Write the entries below out again exactly; any picture in them stays out.

◇ ◇ ◇ ◇ ◇ ◇ ◇

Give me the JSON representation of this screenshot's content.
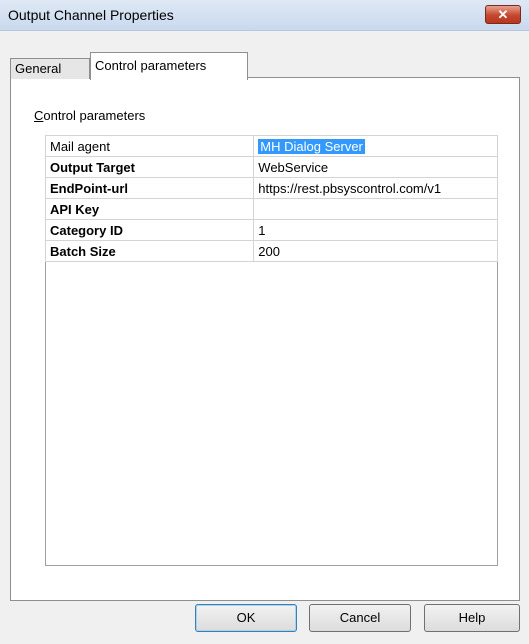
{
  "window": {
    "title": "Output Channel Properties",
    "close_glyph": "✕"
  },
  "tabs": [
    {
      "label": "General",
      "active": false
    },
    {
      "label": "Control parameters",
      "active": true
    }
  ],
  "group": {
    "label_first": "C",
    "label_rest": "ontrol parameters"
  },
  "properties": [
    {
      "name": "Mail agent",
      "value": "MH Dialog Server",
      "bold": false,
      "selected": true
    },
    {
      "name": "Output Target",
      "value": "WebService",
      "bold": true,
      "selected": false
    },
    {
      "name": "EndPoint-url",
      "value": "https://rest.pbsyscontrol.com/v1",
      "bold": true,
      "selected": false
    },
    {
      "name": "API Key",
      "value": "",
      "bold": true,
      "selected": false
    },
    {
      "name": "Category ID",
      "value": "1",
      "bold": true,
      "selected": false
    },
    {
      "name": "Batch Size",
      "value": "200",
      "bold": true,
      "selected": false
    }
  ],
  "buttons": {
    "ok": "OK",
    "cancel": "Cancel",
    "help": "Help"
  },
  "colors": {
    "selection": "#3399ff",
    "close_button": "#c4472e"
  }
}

◇ ◇ ◇ ◇ ◇ ◇ ◇

Result:
Give me the JSON representation of this screenshot's content.
{
  "window": {
    "title": "Output Channel Properties",
    "close_glyph": "✕"
  },
  "tabs": [
    {
      "label": "General",
      "active": false
    },
    {
      "label": "Control parameters",
      "active": true
    }
  ],
  "group": {
    "label_first": "C",
    "label_rest": "ontrol parameters"
  },
  "properties": [
    {
      "name": "Mail agent",
      "value": "MH Dialog Server",
      "bold": false,
      "selected": true
    },
    {
      "name": "Output Target",
      "value": "WebService",
      "bold": true,
      "selected": false
    },
    {
      "name": "EndPoint-url",
      "value": "https://rest.pbsyscontrol.com/v1",
      "bold": true,
      "selected": false
    },
    {
      "name": "API Key",
      "value": "",
      "bold": true,
      "selected": false
    },
    {
      "name": "Category ID",
      "value": "1",
      "bold": true,
      "selected": false
    },
    {
      "name": "Batch Size",
      "value": "200",
      "bold": true,
      "selected": false
    }
  ],
  "buttons": {
    "ok": "OK",
    "cancel": "Cancel",
    "help": "Help"
  },
  "colors": {
    "selection": "#3399ff",
    "close_button": "#c4472e"
  }
}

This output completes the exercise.